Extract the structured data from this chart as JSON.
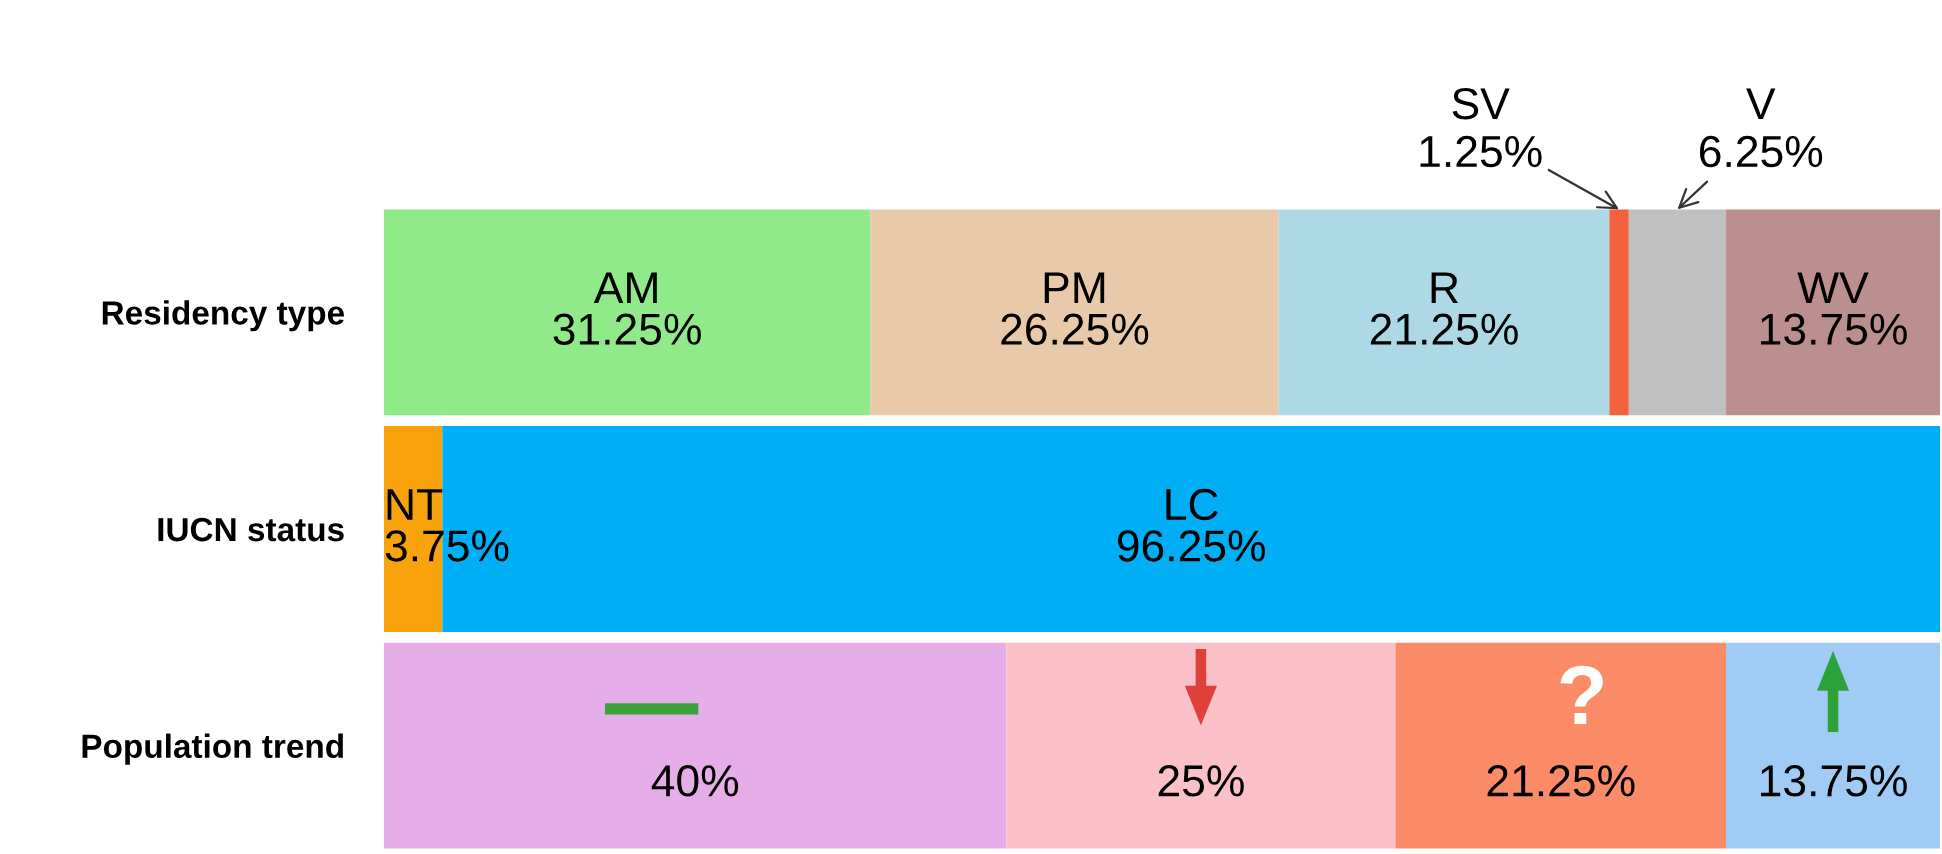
{
  "chart_data": {
    "type": "bar",
    "orientation": "horizontal",
    "stacked": true,
    "categories": [
      "Residency type",
      "IUCN status",
      "Population trend"
    ],
    "xlim": [
      0,
      100
    ],
    "tick_labels": "y",
    "grid": false,
    "legend": false,
    "series": [
      {
        "name": "AM",
        "color": "#90ea8a",
        "values": [
          31.25,
          null,
          null
        ],
        "value_labels": [
          "31.25%",
          null,
          null
        ]
      },
      {
        "name": "PM",
        "color": "#e8c9aa",
        "values": [
          26.25,
          null,
          null
        ],
        "value_labels": [
          "26.25%",
          null,
          null
        ]
      },
      {
        "name": "R",
        "color": "#add8e6",
        "values": [
          21.25,
          null,
          null
        ],
        "value_labels": [
          "21.25%",
          null,
          null
        ]
      },
      {
        "color": "#f4613f",
        "values": [
          1.25,
          null,
          null
        ]
      },
      {
        "color": "#c0c0c0",
        "values": [
          6.25,
          null,
          null
        ]
      },
      {
        "name": "WV",
        "color": "#bc8f8f",
        "values": [
          13.75,
          null,
          null
        ],
        "value_labels": [
          "13.75%",
          null,
          null
        ]
      },
      {
        "name": "NT",
        "color": "#f8a20c",
        "values": [
          null,
          3.75,
          null
        ],
        "value_labels": [
          null,
          "3.75%",
          null
        ]
      },
      {
        "name": "LC",
        "color": "#00aef5",
        "values": [
          null,
          96.25,
          null
        ],
        "value_labels": [
          null,
          "96.25%",
          null
        ]
      },
      {
        "color": "#e6aee8",
        "values": [
          null,
          null,
          40
        ],
        "value_labels": [
          null,
          null,
          "40%"
        ]
      },
      {
        "color": "#fcc0c8",
        "values": [
          null,
          null,
          25
        ],
        "value_labels": [
          null,
          null,
          "25%"
        ]
      },
      {
        "color": "#fc8c68",
        "values": [
          null,
          null,
          21.25
        ],
        "value_labels": [
          null,
          null,
          "21.25%"
        ]
      },
      {
        "color": "#9fcbf5",
        "values": [
          null,
          null,
          13.75
        ],
        "value_labels": [
          null,
          null,
          "13.75%"
        ]
      }
    ],
    "annotations": [
      "SV\n1.25%",
      "V\n6.25%",
      {
        "text": "?",
        "x": 77,
        "y": "Population trend"
      }
    ]
  }
}
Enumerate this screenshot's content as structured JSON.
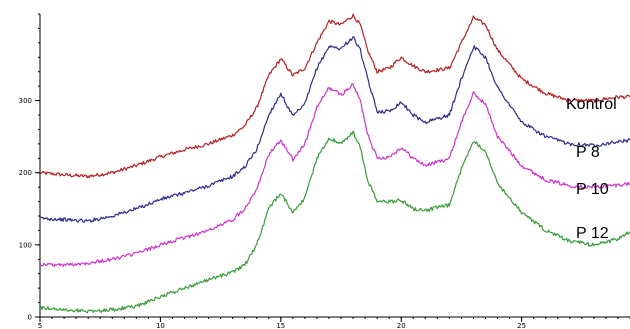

##########

→ **What to do**
Filter the records above for "trend" and copy every matching line.

→ **Expected answer**
      "Population trend"
        "y": "Population trend"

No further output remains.